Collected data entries
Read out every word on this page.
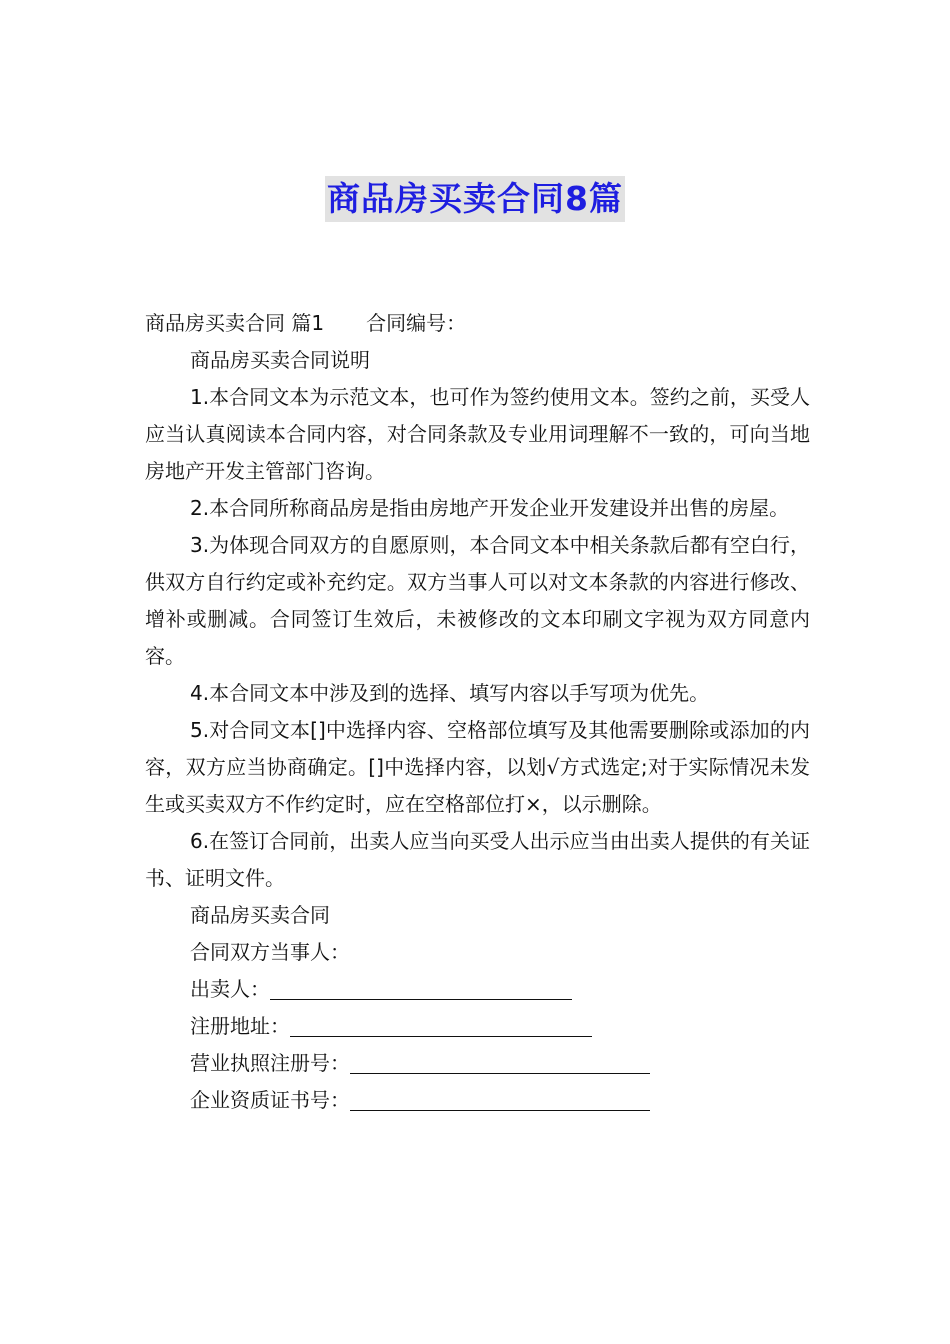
商品房买卖合同8篇

商品房买卖合同 篇1 合同编号：

商品房买卖合同说明

1.本合同文本为示范文本，也可作为签约使用文本。签约之前，买受人应当认真阅读本合同内容，对合同条款及专业用词理解不一致的，可向当地房地产开发主管部门咨询。

2.本合同所称商品房是指由房地产开发企业开发建设并出售的房屋。

3.为体现合同双方的自愿原则，本合同文本中相关条款后都有空白行，供双方自行约定或补充约定。双方当事人可以对文本条款的内容进行修改、增补或删减。合同签订生效后，未被修改的文本印刷文字视为双方同意内容。

4.本合同文本中涉及到的选择、填写内容以手写项为优先。

5.对合同文本[]中选择内容、空格部位填写及其他需要删除或添加的内容，双方应当协商确定。[]中选择内容，以划√方式选定;对于实际情况未发生或买卖双方不作约定时，应在空格部位打×，以示删除。

6.在签订合同前，出卖人应当向买受人出示应当由出卖人提供的有关证书、证明文件。

商品房买卖合同

合同双方当事人：

出卖人：

注册地址：

营业执照注册号：

企业资质证书号：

▶ [THE REQUEST]: Write the listing out a second time exactly, dropping all images.

▶ [EXERCISE RESPONSE]:
Read out every word on this page.
商品房买卖合同8篇

商品房买卖合同 篇1 合同编号：

商品房买卖合同说明

1.本合同文本为示范文本，也可作为签约使用文本。签约之前，买受人应当认真阅读本合同内容，对合同条款及专业用词理解不一致的，可向当地房地产开发主管部门咨询。

2.本合同所称商品房是指由房地产开发企业开发建设并出售的房屋。

3.为体现合同双方的自愿原则，本合同文本中相关条款后都有空白行，供双方自行约定或补充约定。双方当事人可以对文本条款的内容进行修改、增补或删减。合同签订生效后，未被修改的文本印刷文字视为双方同意内容。

4.本合同文本中涉及到的选择、填写内容以手写项为优先。

5.对合同文本[]中选择内容、空格部位填写及其他需要删除或添加的内容，双方应当协商确定。[]中选择内容，以划√方式选定;对于实际情况未发生或买卖双方不作约定时，应在空格部位打×，以示删除。

6.在签订合同前，出卖人应当向买受人出示应当由出卖人提供的有关证书、证明文件。

商品房买卖合同

合同双方当事人：

出卖人：

注册地址：

营业执照注册号：

企业资质证书号：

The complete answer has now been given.